## What you will do
Extract the entire essay on Romeo's speeches that appears below, reproducing it word for word.

## Source text
Comparing Romeo's Speeches in Act One Scene One and Act One Scene Five
What changes in Romeo’s language, feelings and opinion of love can be
noted and what conclusions can be reached about the nature of his love
for the two women?
Romeo and Juliet by William Shakespeare was written around the 16th
century. Shakespeare’s “Romeo and Juliet” is a love-tragedy about two
people who fall in love from two feuding families. The intended
audience was for Elizabethans who visited the theatre regularly.
An Elizabethan lover was very different to a typical lover nowadays.
An Elizabethan was a deeply pious person and was typically married at
a very young age. This can be illustrated by Juliet who is only 13 or
14 and yet she marries Romeo despite the fact that he is also quite
young. The lover would attract the opposite sex by the use of poetry
and various romantic words.

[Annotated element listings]
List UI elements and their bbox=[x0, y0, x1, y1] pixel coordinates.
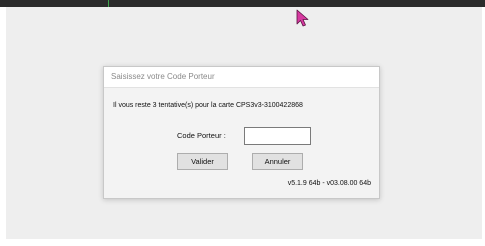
annuler-button[interactable]: Annuler bbox=[252, 153, 303, 170]
mouse-cursor-icon bbox=[296, 9, 309, 27]
valider-button[interactable]: Valider bbox=[177, 153, 228, 170]
taskbar-accent bbox=[108, 0, 109, 7]
pin-dialog: Saisissez votre Code Porteur Il vous res… bbox=[103, 66, 380, 199]
taskbar bbox=[0, 0, 485, 7]
version-text: v5.1.9 64b - v03.08.00 64b bbox=[287, 180, 371, 187]
attempts-message: Il vous reste 3 tentative(s) pour la car… bbox=[113, 102, 303, 109]
code-porteur-input[interactable] bbox=[244, 127, 311, 145]
dialog-title: Saisissez votre Code Porteur bbox=[111, 72, 215, 81]
dialog-titlebar: Saisissez votre Code Porteur bbox=[104, 67, 379, 88]
code-porteur-label: Code Porteur : bbox=[177, 131, 226, 140]
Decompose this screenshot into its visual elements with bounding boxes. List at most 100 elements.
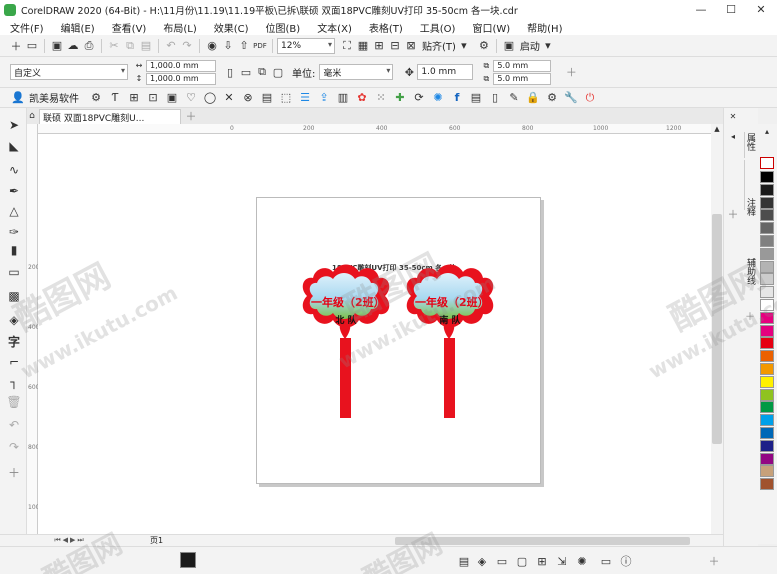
menu-text[interactable]: 文本(X) [317,20,352,35]
current-page-icon[interactable]: ▢ [270,64,286,80]
connector-tool-icon[interactable]: ┐ [5,373,23,391]
close-docker-icon[interactable]: ✕ [727,110,739,122]
horizontal-scrollbar[interactable]: ⏮◀▶⏭ 页1 [0,534,723,546]
publish-pdf-icon[interactable]: PDF [252,38,268,54]
heart-icon[interactable]: ♡ [183,90,199,106]
page-tab[interactable]: 页1 [150,535,163,546]
landscape-icon[interactable]: ▭ [238,64,254,80]
search-content-icon[interactable]: ◉ [204,38,220,54]
zoom-level-field[interactable]: 12% ▾ [277,37,335,54]
menu-bitmaps[interactable]: 位图(B) [266,20,301,35]
menu-view[interactable]: 查看(V) [112,20,147,35]
menu-help[interactable]: 帮助(H) [527,20,562,35]
power-icon[interactable]: ⏻ [582,90,598,106]
plugin-name[interactable]: 凯美易软件 [29,90,79,105]
import-icon[interactable]: ⇩ [220,38,236,54]
select-grid-icon[interactable]: ⊞ [126,90,142,106]
list-icon[interactable]: ☰ [297,90,313,106]
color-swatch[interactable] [760,388,774,401]
sign-south-class[interactable]: 一年级（2班） [415,294,489,310]
color-swatch[interactable] [760,196,774,209]
tab-properties-secondary[interactable]: 属性 [745,133,757,155]
page-height-field[interactable]: 1,000.0 mm [146,72,216,85]
upload-icon[interactable]: ⇪ [316,90,332,106]
menu-file[interactable]: 文件(F) [10,20,44,35]
comment-icon[interactable]: ▭ [494,553,510,569]
page-width-field[interactable]: 1,000.0 mm [146,59,216,72]
duplicate-y-field[interactable]: 5.0 mm [493,72,552,85]
crop-icon[interactable]: ⬚ [278,90,294,106]
sign-south[interactable] [406,264,494,419]
clipboard-icon[interactable]: ▤ [468,90,484,106]
scroll-up-icon[interactable]: ▲ [711,124,723,134]
color-swatch[interactable] [760,273,774,286]
docker-arrow-icon[interactable]: ◂ [727,130,739,142]
new-document-icon[interactable]: ＋ [8,38,24,54]
hints-icon[interactable]: ⓘ [618,553,634,569]
pen-tool-icon[interactable]: ✑ [5,223,23,241]
chat-icon[interactable]: ▢ [514,553,530,569]
text-tool-icon[interactable]: 字 [5,332,23,350]
puzzle-icon[interactable]: ✚ [392,90,408,106]
tab-notes[interactable]: 注释 [745,198,757,228]
link-icon[interactable]: ⊗ [240,90,256,106]
color-swatch[interactable] [760,350,774,363]
horizontal-ruler[interactable]: 0 200 400 600 800 1000 1200 1400 [38,124,711,134]
page-navigation-icons[interactable]: ⏮◀▶⏭ [30,533,110,547]
menu-window[interactable]: 窗口(W) [472,20,510,35]
color-swatch[interactable] [760,375,774,388]
trash-icon[interactable]: 🗑 [5,393,23,411]
color-swatch[interactable] [760,260,774,273]
settings-icon[interactable]: ⚙ [544,90,560,106]
color-swatch[interactable] [760,311,774,324]
color-swatch[interactable] [760,363,774,375]
eraser-tool-icon[interactable]: ▮ [5,241,23,259]
color-swatch[interactable] [760,171,774,183]
show-guides-icon[interactable]: ⊟ [387,38,403,54]
no-color-swatch[interactable] [760,157,774,169]
show-rulers-icon[interactable]: ▦ [355,38,371,54]
cross-icon[interactable]: ✕ [221,90,237,106]
maximize-button[interactable]: ☐ [716,0,746,19]
chevron-down-icon[interactable]: ▾ [456,38,472,54]
vertical-ruler[interactable]: 200 400 600 800 1000 [27,124,43,534]
page-preset-dropdown[interactable]: 自定义 ▾ [10,64,128,80]
color-swatch[interactable] [760,465,774,478]
cloud-upload-icon[interactable]: ☁ [65,38,81,54]
color-swatch[interactable] [760,401,774,414]
rectangle-tool-icon[interactable]: ▭ [5,263,23,281]
close-button[interactable]: ✕ [746,0,776,19]
dimension-tool-icon[interactable]: ⌐ [5,353,23,371]
table-icon[interactable]: ⊞ [534,553,550,569]
message-icon[interactable]: ▭ [598,553,614,569]
artistic-media-icon[interactable]: ✒ [5,182,23,200]
gear-tool-icon[interactable]: ⚙ [88,90,104,106]
home-icon[interactable]: ⌂ [26,108,38,123]
all-pages-icon[interactable]: ⧉ [254,64,270,80]
layers-icon[interactable]: ◈ [474,553,490,569]
minimize-button[interactable]: — [686,0,716,19]
sign-north[interactable] [302,264,390,419]
fill-tool-icon[interactable]: ◈ [5,311,23,329]
add-icon[interactable]: ＋ [563,64,579,80]
tab-guides[interactable]: 辅助线 [745,258,757,298]
image-icon[interactable]: ▣ [164,90,180,106]
print-icon[interactable]: ⎙ [81,38,97,54]
sign-south-team[interactable]: 南 队 [415,313,485,326]
text-tool-icon[interactable]: Ƭ [107,90,123,106]
nudge-distance-field[interactable]: 1.0 mm [417,64,474,80]
pick-tool-icon[interactable]: ➤ [5,116,23,134]
vertical-scrollbar[interactable]: ▲ [711,124,723,534]
color-styles-icon[interactable]: ✺ [574,553,590,569]
add-docker-tab-icon[interactable]: ＋ [745,308,755,323]
save-icon[interactable]: ▣ [49,38,65,54]
facebook-icon[interactable]: f [449,90,465,106]
snap-off-icon[interactable]: ⊠ [403,38,419,54]
sign-artwork[interactable] [257,198,542,485]
circle-icon[interactable]: ◯ [202,90,218,106]
triangle-tool-icon[interactable]: △ [5,202,23,220]
copy-icon[interactable]: ⧉ [122,38,138,54]
chevron-down-icon[interactable]: ▾ [540,38,556,54]
options-gear-icon[interactable]: ⚙ [476,38,492,54]
sign-north-class[interactable]: 一年级（2班） [311,294,385,310]
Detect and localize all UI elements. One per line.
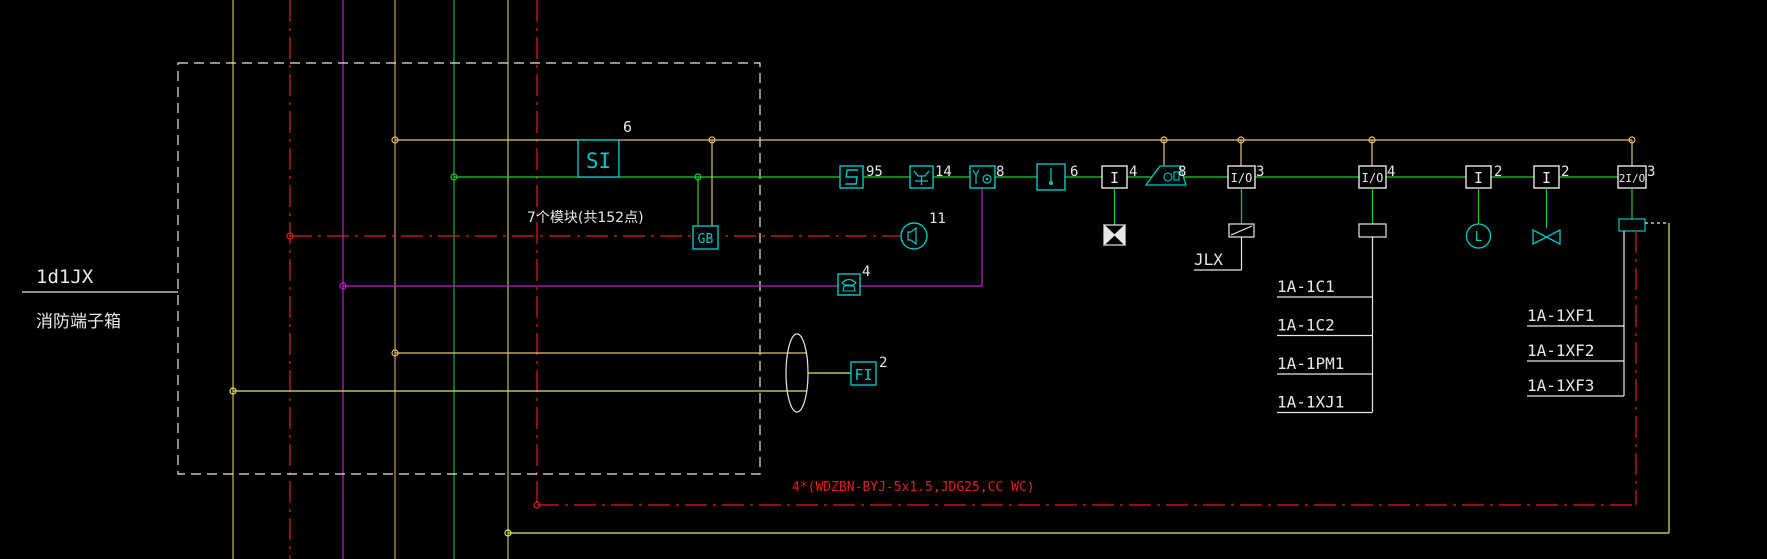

## Task answer
Comparing Romeo's Speeches in Act One Scene One and Act One Scene Five
What changes in Romeo’s language, feelings and opinion of love can be
noted and what conclusions can be reached about the nature of his love
for the two women?
Romeo and Juliet by William Shakespeare was written around the 16th
century. Shakespeare’s “Romeo and Juliet” is a love-tragedy about two
people who fall in love from two feuding families. The intended
audience was for Elizabethans who visited the theatre regularly.
An Elizabethan lover was very different to a typical lover nowadays.
An Elizabethan was a deeply pious person and was typically married at
a very young age. This can be illustrated by Juliet who is only 13 or
14 and yet she marries Romeo despite the fact that he is also quite
young. The lover would attract the opposite sex by the use of poetry
and various romantic words.